Exercise description → Your task is to write out the complete listing exactly as it is shown.

* START Records shown *

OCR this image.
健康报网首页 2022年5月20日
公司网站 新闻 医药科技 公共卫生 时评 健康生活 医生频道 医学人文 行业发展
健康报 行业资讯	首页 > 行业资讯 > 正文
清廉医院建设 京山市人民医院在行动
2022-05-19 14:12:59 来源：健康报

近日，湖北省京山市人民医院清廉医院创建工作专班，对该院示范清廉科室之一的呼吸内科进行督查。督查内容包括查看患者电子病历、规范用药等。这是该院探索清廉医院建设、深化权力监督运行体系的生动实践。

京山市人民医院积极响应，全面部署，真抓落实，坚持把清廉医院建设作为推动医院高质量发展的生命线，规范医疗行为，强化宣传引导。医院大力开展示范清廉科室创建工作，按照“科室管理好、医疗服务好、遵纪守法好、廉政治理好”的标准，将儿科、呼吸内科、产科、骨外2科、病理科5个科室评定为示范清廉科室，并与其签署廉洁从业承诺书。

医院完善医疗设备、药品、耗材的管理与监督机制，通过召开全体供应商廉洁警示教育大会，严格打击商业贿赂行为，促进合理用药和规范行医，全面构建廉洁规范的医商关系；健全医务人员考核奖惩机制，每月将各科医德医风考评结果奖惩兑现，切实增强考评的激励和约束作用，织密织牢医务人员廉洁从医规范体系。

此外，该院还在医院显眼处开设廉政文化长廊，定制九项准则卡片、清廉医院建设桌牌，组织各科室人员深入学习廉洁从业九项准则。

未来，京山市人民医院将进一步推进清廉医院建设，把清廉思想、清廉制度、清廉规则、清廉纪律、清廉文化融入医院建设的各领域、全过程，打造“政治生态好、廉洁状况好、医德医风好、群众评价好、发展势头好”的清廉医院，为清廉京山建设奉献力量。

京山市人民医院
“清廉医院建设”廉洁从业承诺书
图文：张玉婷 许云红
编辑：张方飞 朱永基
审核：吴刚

* END Records shown *

Answer in full →
OCR this image.
健康报网首页 2022年5月20日
公司网站 新闻 医药科技 公共卫生 时评 健康生活 医生频道 医学人文 行业发展
健康报 行业资讯	首页 > 行业资讯 > 正文
清廉医院建设 京山市人民医院在行动
2022-05-19 14:12:59 来源：健康报

近日，湖北省京山市人民医院清廉医院创建工作专班，对该院示范清廉科室之一的呼吸内科进行督查。督查内容包括查看患者电子病历、规范用药等。这是该院探索清廉医院建设、深化权力监督运行体系的生动实践。

京山市人民医院积极响应，全面部署，真抓落实，坚持把清廉医院建设作为推动医院高质量发展的生命线，规范医疗行为，强化宣传引导。医院大力开展示范清廉科室创建工作，按照“科室管理好、医疗服务好、遵纪守法好、廉政治理好”的标准，将儿科、呼吸内科、产科、骨外2科、病理科5个科室评定为示范清廉科室，并与其签署廉洁从业承诺书。

医院完善医疗设备、药品、耗材的管理与监督机制，通过召开全体供应商廉洁警示教育大会，严格打击商业贿赂行为，促进合理用药和规范行医，全面构建廉洁规范的医商关系；健全医务人员考核奖惩机制，每月将各科医德医风考评结果奖惩兑现，切实增强考评的激励和约束作用，织密织牢医务人员廉洁从医规范体系。

此外，该院还在医院显眼处开设廉政文化长廊，定制九项准则卡片、清廉医院建设桌牌，组织各科室人员深入学习廉洁从业九项准则。

未来，京山市人民医院将进一步推进清廉医院建设，把清廉思想、清廉制度、清廉规则、清廉纪律、清廉文化融入医院建设的各领域、全过程，打造“政治生态好、廉洁状况好、医德医风好、群众评价好、发展势头好”的清廉医院，为清廉京山建设奉献力量。

京山市人民医院
“清廉医院建设”廉洁从业承诺书
图文：张玉婷 许云红
编辑：张方飞 朱永基
审核：吴刚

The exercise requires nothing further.